▸ **DO THIS**
All of the material should be reproduced exactly, with pictures left out.

▸ **INPUT MATERIAL**
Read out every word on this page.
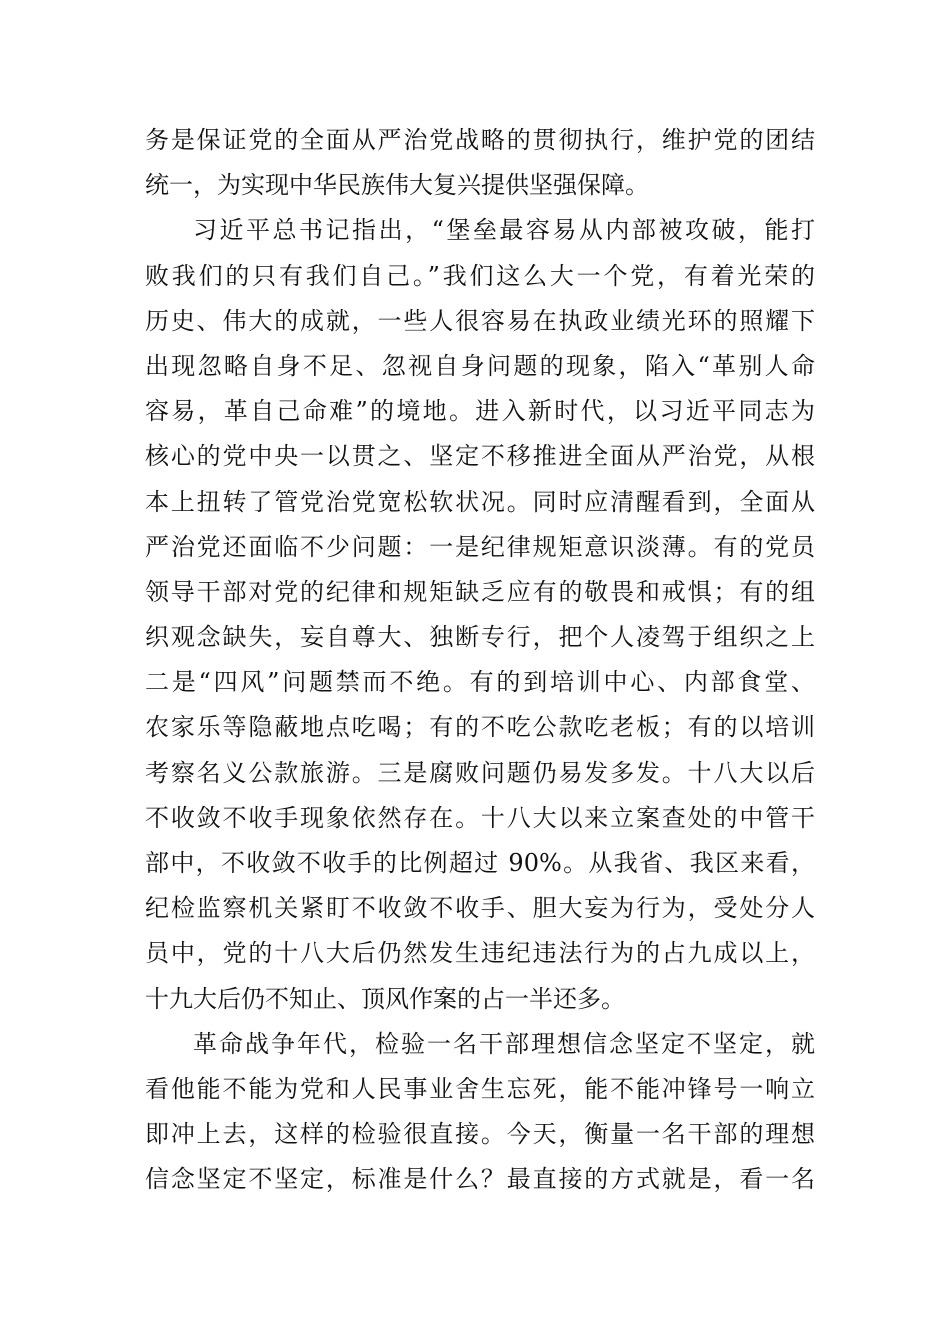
务是保证党的全面从严治党战略的贯彻执行，维护党的团结
统一，为实现中华民族伟大复兴提供坚强保障。
习近平总书记指出，“堡垒最容易从内部被攻破，能打
败我们的只有我们自己。”我们这么大一个党，有着光荣的
历史、伟大的成就，一些人很容易在执政业绩光环的照耀下
出现忽略自身不足、忽视自身问题的现象，陷入“革别人命
容易，革自己命难”的境地。进入新时代，以习近平同志为
核心的党中央一以贯之、坚定不移推进全面从严治党，从根
本上扭转了管党治党宽松软状况。同时应清醒看到，全面从
严治党还面临不少问题：一是纪律规矩意识淡薄。有的党员
领导干部对党的纪律和规矩缺乏应有的敬畏和戒惧；有的组
织观念缺失，妄自尊大、独断专行，把个人凌驾于组织之上
二是“四风”问题禁而不绝。有的到培训中心、内部食堂、
农家乐等隐蔽地点吃喝；有的不吃公款吃老板；有的以培训
考察名义公款旅游。三是腐败问题仍易发多发。十八大以后
不收敛不收手现象依然存在。十八大以来立案查处的中管干
部中，不收敛不收手的比例超过 90%。从我省、我区来看，
纪检监察机关紧盯不收敛不收手、胆大妄为行为，受处分人
员中，党的十八大后仍然发生违纪违法行为的占九成以上，
十九大后仍不知止、顶风作案的占一半还多。
革命战争年代，检验一名干部理想信念坚定不坚定，就
看他能不能为党和人民事业舍生忘死，能不能冲锋号一响立
即冲上去，这样的检验很直接。今天，衡量一名干部的理想
信念坚定不坚定，标准是什么？最直接的方式就是，看一名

▸ **RESULT OF THIS TASK**
Read out every word on this page.
务是保证党的全面从严治党战略的贯彻执行，维护党的团结
统一，为实现中华民族伟大复兴提供坚强保障。
习近平总书记指出，“堡垒最容易从内部被攻破，能打
败我们的只有我们自己。”我们这么大一个党，有着光荣的
历史、伟大的成就，一些人很容易在执政业绩光环的照耀下
出现忽略自身不足、忽视自身问题的现象，陷入“革别人命
容易，革自己命难”的境地。进入新时代，以习近平同志为
核心的党中央一以贯之、坚定不移推进全面从严治党，从根
本上扭转了管党治党宽松软状况。同时应清醒看到，全面从
严治党还面临不少问题：一是纪律规矩意识淡薄。有的党员
领导干部对党的纪律和规矩缺乏应有的敬畏和戒惧；有的组
织观念缺失，妄自尊大、独断专行，把个人凌驾于组织之上
二是“四风”问题禁而不绝。有的到培训中心、内部食堂、
农家乐等隐蔽地点吃喝；有的不吃公款吃老板；有的以培训
考察名义公款旅游。三是腐败问题仍易发多发。十八大以后
不收敛不收手现象依然存在。十八大以来立案查处的中管干
部中，不收敛不收手的比例超过 90%。从我省、我区来看，
纪检监察机关紧盯不收敛不收手、胆大妄为行为，受处分人
员中，党的十八大后仍然发生违纪违法行为的占九成以上，
十九大后仍不知止、顶风作案的占一半还多。
革命战争年代，检验一名干部理想信念坚定不坚定，就
看他能不能为党和人民事业舍生忘死，能不能冲锋号一响立
即冲上去，这样的检验很直接。今天，衡量一名干部的理想
信念坚定不坚定，标准是什么？最直接的方式就是，看一名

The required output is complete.